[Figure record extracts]
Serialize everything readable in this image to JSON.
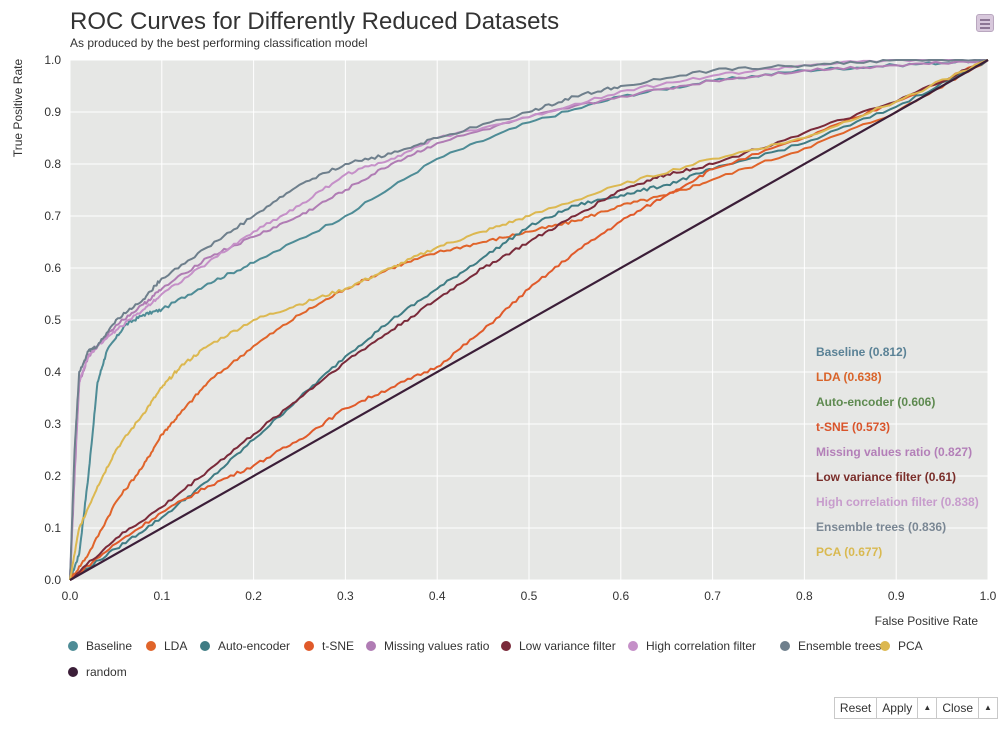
{
  "title": "ROC Curves for Differently Reduced Datasets",
  "subtitle": "As produced by the best performing classification model",
  "menu_icon": "hamburger-menu-icon",
  "controls": {
    "reset_label": "Reset",
    "apply_label": "Apply",
    "close_label": "Close",
    "arrow_icon": "caret-up-icon"
  },
  "chart_data": {
    "type": "line",
    "xlabel": "False Positive Rate",
    "ylabel": "True Positive Rate",
    "xlim": [
      0,
      1
    ],
    "ylim": [
      0,
      1
    ],
    "grid": true,
    "legend_placement": "bottom",
    "x_ticks": [
      "0.0",
      "0.1",
      "0.2",
      "0.3",
      "0.4",
      "0.5",
      "0.6",
      "0.7",
      "0.8",
      "0.9",
      "1.0"
    ],
    "y_ticks": [
      "0.0",
      "0.1",
      "0.2",
      "0.3",
      "0.4",
      "0.5",
      "0.6",
      "0.7",
      "0.8",
      "0.9",
      "1.0"
    ],
    "annotations": [
      {
        "text": "Baseline (0.812)",
        "color": "#5a8296"
      },
      {
        "text": "LDA (0.638)",
        "color": "#d9642a"
      },
      {
        "text": "Auto-encoder (0.606)",
        "color": "#5e8a50"
      },
      {
        "text": "t-SNE (0.573)",
        "color": "#d9542a"
      },
      {
        "text": "Missing values ratio (0.827)",
        "color": "#b37fb8"
      },
      {
        "text": "Low variance filter (0.61)",
        "color": "#7a2e2a"
      },
      {
        "text": "High correlation filter (0.838)",
        "color": "#c79ccc"
      },
      {
        "text": "Ensemble trees (0.836)",
        "color": "#7a8794"
      },
      {
        "text": "PCA (0.677)",
        "color": "#d9b950"
      }
    ],
    "series": [
      {
        "name": "Baseline",
        "color": "#4e8c96",
        "x": [
          0,
          0.01,
          0.02,
          0.03,
          0.04,
          0.06,
          0.08,
          0.1,
          0.15,
          0.2,
          0.3,
          0.4,
          0.5,
          0.6,
          0.7,
          0.8,
          0.9,
          1.0
        ],
        "y": [
          0,
          0.05,
          0.2,
          0.38,
          0.44,
          0.49,
          0.51,
          0.52,
          0.57,
          0.61,
          0.7,
          0.81,
          0.88,
          0.93,
          0.96,
          0.98,
          0.99,
          1.0
        ]
      },
      {
        "name": "LDA",
        "color": "#e0642a",
        "x": [
          0,
          0.02,
          0.05,
          0.08,
          0.1,
          0.12,
          0.15,
          0.2,
          0.25,
          0.3,
          0.35,
          0.4,
          0.45,
          0.5,
          0.55,
          0.6,
          0.65,
          0.7,
          0.8,
          0.9,
          1.0
        ],
        "y": [
          0,
          0.05,
          0.15,
          0.22,
          0.28,
          0.32,
          0.38,
          0.45,
          0.51,
          0.56,
          0.6,
          0.63,
          0.65,
          0.67,
          0.69,
          0.72,
          0.74,
          0.77,
          0.83,
          0.9,
          1.0
        ]
      },
      {
        "name": "Auto-encoder",
        "color": "#3f7c84",
        "x": [
          0,
          0.05,
          0.1,
          0.15,
          0.2,
          0.25,
          0.3,
          0.35,
          0.4,
          0.45,
          0.5,
          0.55,
          0.6,
          0.65,
          0.7,
          0.8,
          0.9,
          1.0
        ],
        "y": [
          0,
          0.06,
          0.12,
          0.19,
          0.27,
          0.35,
          0.43,
          0.5,
          0.56,
          0.62,
          0.68,
          0.72,
          0.74,
          0.76,
          0.79,
          0.84,
          0.91,
          1.0
        ]
      },
      {
        "name": "t-SNE",
        "color": "#e05a2a",
        "x": [
          0,
          0.05,
          0.1,
          0.15,
          0.2,
          0.25,
          0.3,
          0.35,
          0.4,
          0.45,
          0.5,
          0.55,
          0.6,
          0.65,
          0.7,
          0.8,
          0.9,
          1.0
        ],
        "y": [
          0,
          0.07,
          0.13,
          0.18,
          0.22,
          0.27,
          0.33,
          0.37,
          0.41,
          0.48,
          0.56,
          0.63,
          0.69,
          0.74,
          0.79,
          0.85,
          0.92,
          1.0
        ]
      },
      {
        "name": "Missing values ratio",
        "color": "#b07cb4",
        "x": [
          0,
          0.005,
          0.01,
          0.02,
          0.03,
          0.05,
          0.08,
          0.1,
          0.15,
          0.2,
          0.25,
          0.3,
          0.35,
          0.4,
          0.5,
          0.6,
          0.7,
          0.8,
          0.9,
          1.0
        ],
        "y": [
          0,
          0.2,
          0.38,
          0.43,
          0.45,
          0.49,
          0.53,
          0.56,
          0.62,
          0.66,
          0.7,
          0.75,
          0.8,
          0.84,
          0.89,
          0.93,
          0.96,
          0.98,
          0.99,
          1.0
        ]
      },
      {
        "name": "Low variance filter",
        "color": "#7a2a3a",
        "x": [
          0,
          0.05,
          0.1,
          0.15,
          0.2,
          0.25,
          0.3,
          0.35,
          0.4,
          0.45,
          0.5,
          0.55,
          0.6,
          0.65,
          0.7,
          0.8,
          0.9,
          1.0
        ],
        "y": [
          0,
          0.08,
          0.14,
          0.21,
          0.28,
          0.35,
          0.42,
          0.48,
          0.54,
          0.6,
          0.65,
          0.7,
          0.75,
          0.78,
          0.8,
          0.86,
          0.92,
          1.0
        ]
      },
      {
        "name": "High correlation filter",
        "color": "#c590c8",
        "x": [
          0,
          0.005,
          0.01,
          0.02,
          0.03,
          0.05,
          0.08,
          0.1,
          0.15,
          0.2,
          0.25,
          0.3,
          0.35,
          0.4,
          0.5,
          0.6,
          0.7,
          0.8,
          0.9,
          1.0
        ],
        "y": [
          0,
          0.22,
          0.38,
          0.43,
          0.45,
          0.48,
          0.52,
          0.55,
          0.61,
          0.67,
          0.72,
          0.78,
          0.81,
          0.85,
          0.89,
          0.94,
          0.97,
          0.99,
          1.0,
          1.0
        ]
      },
      {
        "name": "Ensemble trees",
        "color": "#6e7f8c",
        "x": [
          0,
          0.005,
          0.01,
          0.02,
          0.03,
          0.05,
          0.08,
          0.1,
          0.15,
          0.2,
          0.25,
          0.3,
          0.35,
          0.4,
          0.5,
          0.55,
          0.6,
          0.7,
          0.8,
          0.9,
          1.0
        ],
        "y": [
          0,
          0.25,
          0.4,
          0.44,
          0.45,
          0.5,
          0.54,
          0.58,
          0.64,
          0.7,
          0.76,
          0.8,
          0.82,
          0.85,
          0.9,
          0.93,
          0.95,
          0.98,
          0.99,
          1.0,
          1.0
        ]
      },
      {
        "name": "PCA",
        "color": "#dcb850",
        "x": [
          0,
          0.01,
          0.03,
          0.05,
          0.08,
          0.1,
          0.12,
          0.15,
          0.2,
          0.25,
          0.3,
          0.35,
          0.4,
          0.45,
          0.5,
          0.6,
          0.7,
          0.8,
          0.9,
          1.0
        ],
        "y": [
          0,
          0.1,
          0.18,
          0.25,
          0.32,
          0.37,
          0.41,
          0.45,
          0.5,
          0.53,
          0.56,
          0.6,
          0.64,
          0.67,
          0.7,
          0.76,
          0.81,
          0.85,
          0.92,
          1.0
        ]
      },
      {
        "name": "random",
        "color": "#3b1e38",
        "x": [
          0,
          1
        ],
        "y": [
          0,
          1
        ]
      }
    ]
  }
}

#### [WRITTEN INSTRUCTION]
Quote every record above exactly, omitting any pictures they contain.

#### [RESPONSE TO THE EXERCISE]
Serialize everything readable in this image to JSON.
{
  "title": "ROC Curves for Differently Reduced Datasets",
  "subtitle": "As produced by the best performing classification model",
  "menu_icon": "hamburger-menu-icon",
  "controls": {
    "reset_label": "Reset",
    "apply_label": "Apply",
    "close_label": "Close",
    "arrow_icon": "caret-up-icon"
  },
  "chart_data": {
    "type": "line",
    "xlabel": "False Positive Rate",
    "ylabel": "True Positive Rate",
    "xlim": [
      0,
      1
    ],
    "ylim": [
      0,
      1
    ],
    "grid": true,
    "legend_placement": "bottom",
    "x_ticks": [
      "0.0",
      "0.1",
      "0.2",
      "0.3",
      "0.4",
      "0.5",
      "0.6",
      "0.7",
      "0.8",
      "0.9",
      "1.0"
    ],
    "y_ticks": [
      "0.0",
      "0.1",
      "0.2",
      "0.3",
      "0.4",
      "0.5",
      "0.6",
      "0.7",
      "0.8",
      "0.9",
      "1.0"
    ],
    "annotations": [
      {
        "text": "Baseline (0.812)",
        "color": "#5a8296"
      },
      {
        "text": "LDA (0.638)",
        "color": "#d9642a"
      },
      {
        "text": "Auto-encoder (0.606)",
        "color": "#5e8a50"
      },
      {
        "text": "t-SNE (0.573)",
        "color": "#d9542a"
      },
      {
        "text": "Missing values ratio (0.827)",
        "color": "#b37fb8"
      },
      {
        "text": "Low variance filter (0.61)",
        "color": "#7a2e2a"
      },
      {
        "text": "High correlation filter (0.838)",
        "color": "#c79ccc"
      },
      {
        "text": "Ensemble trees (0.836)",
        "color": "#7a8794"
      },
      {
        "text": "PCA (0.677)",
        "color": "#d9b950"
      }
    ],
    "series": [
      {
        "name": "Baseline",
        "color": "#4e8c96",
        "x": [
          0,
          0.01,
          0.02,
          0.03,
          0.04,
          0.06,
          0.08,
          0.1,
          0.15,
          0.2,
          0.3,
          0.4,
          0.5,
          0.6,
          0.7,
          0.8,
          0.9,
          1.0
        ],
        "y": [
          0,
          0.05,
          0.2,
          0.38,
          0.44,
          0.49,
          0.51,
          0.52,
          0.57,
          0.61,
          0.7,
          0.81,
          0.88,
          0.93,
          0.96,
          0.98,
          0.99,
          1.0
        ]
      },
      {
        "name": "LDA",
        "color": "#e0642a",
        "x": [
          0,
          0.02,
          0.05,
          0.08,
          0.1,
          0.12,
          0.15,
          0.2,
          0.25,
          0.3,
          0.35,
          0.4,
          0.45,
          0.5,
          0.55,
          0.6,
          0.65,
          0.7,
          0.8,
          0.9,
          1.0
        ],
        "y": [
          0,
          0.05,
          0.15,
          0.22,
          0.28,
          0.32,
          0.38,
          0.45,
          0.51,
          0.56,
          0.6,
          0.63,
          0.65,
          0.67,
          0.69,
          0.72,
          0.74,
          0.77,
          0.83,
          0.9,
          1.0
        ]
      },
      {
        "name": "Auto-encoder",
        "color": "#3f7c84",
        "x": [
          0,
          0.05,
          0.1,
          0.15,
          0.2,
          0.25,
          0.3,
          0.35,
          0.4,
          0.45,
          0.5,
          0.55,
          0.6,
          0.65,
          0.7,
          0.8,
          0.9,
          1.0
        ],
        "y": [
          0,
          0.06,
          0.12,
          0.19,
          0.27,
          0.35,
          0.43,
          0.5,
          0.56,
          0.62,
          0.68,
          0.72,
          0.74,
          0.76,
          0.79,
          0.84,
          0.91,
          1.0
        ]
      },
      {
        "name": "t-SNE",
        "color": "#e05a2a",
        "x": [
          0,
          0.05,
          0.1,
          0.15,
          0.2,
          0.25,
          0.3,
          0.35,
          0.4,
          0.45,
          0.5,
          0.55,
          0.6,
          0.65,
          0.7,
          0.8,
          0.9,
          1.0
        ],
        "y": [
          0,
          0.07,
          0.13,
          0.18,
          0.22,
          0.27,
          0.33,
          0.37,
          0.41,
          0.48,
          0.56,
          0.63,
          0.69,
          0.74,
          0.79,
          0.85,
          0.92,
          1.0
        ]
      },
      {
        "name": "Missing values ratio",
        "color": "#b07cb4",
        "x": [
          0,
          0.005,
          0.01,
          0.02,
          0.03,
          0.05,
          0.08,
          0.1,
          0.15,
          0.2,
          0.25,
          0.3,
          0.35,
          0.4,
          0.5,
          0.6,
          0.7,
          0.8,
          0.9,
          1.0
        ],
        "y": [
          0,
          0.2,
          0.38,
          0.43,
          0.45,
          0.49,
          0.53,
          0.56,
          0.62,
          0.66,
          0.7,
          0.75,
          0.8,
          0.84,
          0.89,
          0.93,
          0.96,
          0.98,
          0.99,
          1.0
        ]
      },
      {
        "name": "Low variance filter",
        "color": "#7a2a3a",
        "x": [
          0,
          0.05,
          0.1,
          0.15,
          0.2,
          0.25,
          0.3,
          0.35,
          0.4,
          0.45,
          0.5,
          0.55,
          0.6,
          0.65,
          0.7,
          0.8,
          0.9,
          1.0
        ],
        "y": [
          0,
          0.08,
          0.14,
          0.21,
          0.28,
          0.35,
          0.42,
          0.48,
          0.54,
          0.6,
          0.65,
          0.7,
          0.75,
          0.78,
          0.8,
          0.86,
          0.92,
          1.0
        ]
      },
      {
        "name": "High correlation filter",
        "color": "#c590c8",
        "x": [
          0,
          0.005,
          0.01,
          0.02,
          0.03,
          0.05,
          0.08,
          0.1,
          0.15,
          0.2,
          0.25,
          0.3,
          0.35,
          0.4,
          0.5,
          0.6,
          0.7,
          0.8,
          0.9,
          1.0
        ],
        "y": [
          0,
          0.22,
          0.38,
          0.43,
          0.45,
          0.48,
          0.52,
          0.55,
          0.61,
          0.67,
          0.72,
          0.78,
          0.81,
          0.85,
          0.89,
          0.94,
          0.97,
          0.99,
          1.0,
          1.0
        ]
      },
      {
        "name": "Ensemble trees",
        "color": "#6e7f8c",
        "x": [
          0,
          0.005,
          0.01,
          0.02,
          0.03,
          0.05,
          0.08,
          0.1,
          0.15,
          0.2,
          0.25,
          0.3,
          0.35,
          0.4,
          0.5,
          0.55,
          0.6,
          0.7,
          0.8,
          0.9,
          1.0
        ],
        "y": [
          0,
          0.25,
          0.4,
          0.44,
          0.45,
          0.5,
          0.54,
          0.58,
          0.64,
          0.7,
          0.76,
          0.8,
          0.82,
          0.85,
          0.9,
          0.93,
          0.95,
          0.98,
          0.99,
          1.0,
          1.0
        ]
      },
      {
        "name": "PCA",
        "color": "#dcb850",
        "x": [
          0,
          0.01,
          0.03,
          0.05,
          0.08,
          0.1,
          0.12,
          0.15,
          0.2,
          0.25,
          0.3,
          0.35,
          0.4,
          0.45,
          0.5,
          0.6,
          0.7,
          0.8,
          0.9,
          1.0
        ],
        "y": [
          0,
          0.1,
          0.18,
          0.25,
          0.32,
          0.37,
          0.41,
          0.45,
          0.5,
          0.53,
          0.56,
          0.6,
          0.64,
          0.67,
          0.7,
          0.76,
          0.81,
          0.85,
          0.92,
          1.0
        ]
      },
      {
        "name": "random",
        "color": "#3b1e38",
        "x": [
          0,
          1
        ],
        "y": [
          0,
          1
        ]
      }
    ]
  }
}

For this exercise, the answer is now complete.